* _To do_:
All records are to be retyped faithfully and completely.

* _Records to use_:
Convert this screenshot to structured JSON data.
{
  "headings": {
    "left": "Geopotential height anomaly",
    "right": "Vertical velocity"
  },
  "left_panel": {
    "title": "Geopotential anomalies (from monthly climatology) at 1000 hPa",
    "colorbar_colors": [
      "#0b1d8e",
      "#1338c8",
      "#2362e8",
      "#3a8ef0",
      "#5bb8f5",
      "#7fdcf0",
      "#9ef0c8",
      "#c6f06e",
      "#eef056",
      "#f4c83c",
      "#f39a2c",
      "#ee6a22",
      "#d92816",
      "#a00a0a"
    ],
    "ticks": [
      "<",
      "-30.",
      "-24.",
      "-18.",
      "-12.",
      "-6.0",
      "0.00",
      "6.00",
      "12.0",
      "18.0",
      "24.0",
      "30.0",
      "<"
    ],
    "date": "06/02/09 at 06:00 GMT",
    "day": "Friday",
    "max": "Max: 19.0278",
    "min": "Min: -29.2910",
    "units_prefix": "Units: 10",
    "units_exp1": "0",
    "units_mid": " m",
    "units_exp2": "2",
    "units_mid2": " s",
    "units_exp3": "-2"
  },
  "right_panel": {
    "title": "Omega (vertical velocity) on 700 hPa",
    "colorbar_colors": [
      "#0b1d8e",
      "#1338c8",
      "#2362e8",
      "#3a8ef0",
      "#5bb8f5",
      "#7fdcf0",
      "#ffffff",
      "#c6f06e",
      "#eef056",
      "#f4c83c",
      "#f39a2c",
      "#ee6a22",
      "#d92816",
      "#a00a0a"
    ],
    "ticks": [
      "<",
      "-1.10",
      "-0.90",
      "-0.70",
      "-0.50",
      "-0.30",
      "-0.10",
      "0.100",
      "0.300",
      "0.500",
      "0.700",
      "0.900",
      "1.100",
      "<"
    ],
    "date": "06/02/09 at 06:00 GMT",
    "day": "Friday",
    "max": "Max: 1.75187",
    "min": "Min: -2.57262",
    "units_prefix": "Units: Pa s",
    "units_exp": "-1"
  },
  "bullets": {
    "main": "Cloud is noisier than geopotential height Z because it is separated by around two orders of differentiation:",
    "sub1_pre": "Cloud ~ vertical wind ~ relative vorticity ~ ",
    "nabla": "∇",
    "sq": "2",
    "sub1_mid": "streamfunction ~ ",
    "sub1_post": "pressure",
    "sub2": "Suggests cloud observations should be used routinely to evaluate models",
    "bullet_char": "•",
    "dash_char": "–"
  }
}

* _Answer for the task_:
Convert this screenshot to structured JSON data.
{
  "headings": {
    "left": "Geopotential height anomaly",
    "right": "Vertical velocity"
  },
  "left_panel": {
    "title": "Geopotential anomalies (from monthly climatology) at 1000 hPa",
    "colorbar_colors": [
      "#0b1d8e",
      "#1338c8",
      "#2362e8",
      "#3a8ef0",
      "#5bb8f5",
      "#7fdcf0",
      "#9ef0c8",
      "#c6f06e",
      "#eef056",
      "#f4c83c",
      "#f39a2c",
      "#ee6a22",
      "#d92816",
      "#a00a0a"
    ],
    "ticks": [
      "<",
      "-30.",
      "-24.",
      "-18.",
      "-12.",
      "-6.0",
      "0.00",
      "6.00",
      "12.0",
      "18.0",
      "24.0",
      "30.0",
      "<"
    ],
    "date": "06/02/09 at 06:00 GMT",
    "day": "Friday",
    "max": "Max: 19.0278",
    "min": "Min: -29.2910",
    "units_prefix": "Units: 10",
    "units_exp1": "0",
    "units_mid": " m",
    "units_exp2": "2",
    "units_mid2": " s",
    "units_exp3": "-2"
  },
  "right_panel": {
    "title": "Omega (vertical velocity) on 700 hPa",
    "colorbar_colors": [
      "#0b1d8e",
      "#1338c8",
      "#2362e8",
      "#3a8ef0",
      "#5bb8f5",
      "#7fdcf0",
      "#ffffff",
      "#c6f06e",
      "#eef056",
      "#f4c83c",
      "#f39a2c",
      "#ee6a22",
      "#d92816",
      "#a00a0a"
    ],
    "ticks": [
      "<",
      "-1.10",
      "-0.90",
      "-0.70",
      "-0.50",
      "-0.30",
      "-0.10",
      "0.100",
      "0.300",
      "0.500",
      "0.700",
      "0.900",
      "1.100",
      "<"
    ],
    "date": "06/02/09 at 06:00 GMT",
    "day": "Friday",
    "max": "Max: 1.75187",
    "min": "Min: -2.57262",
    "units_prefix": "Units: Pa s",
    "units_exp": "-1"
  },
  "bullets": {
    "main": "Cloud is noisier than geopotential height Z because it is separated by around two orders of differentiation:",
    "sub1_pre": "Cloud ~ vertical wind ~ relative vorticity ~ ",
    "nabla": "∇",
    "sq": "2",
    "sub1_mid": "streamfunction ~ ",
    "sub1_post": "pressure",
    "sub2": "Suggests cloud observations should be used routinely to evaluate models",
    "bullet_char": "•",
    "dash_char": "–"
  }
}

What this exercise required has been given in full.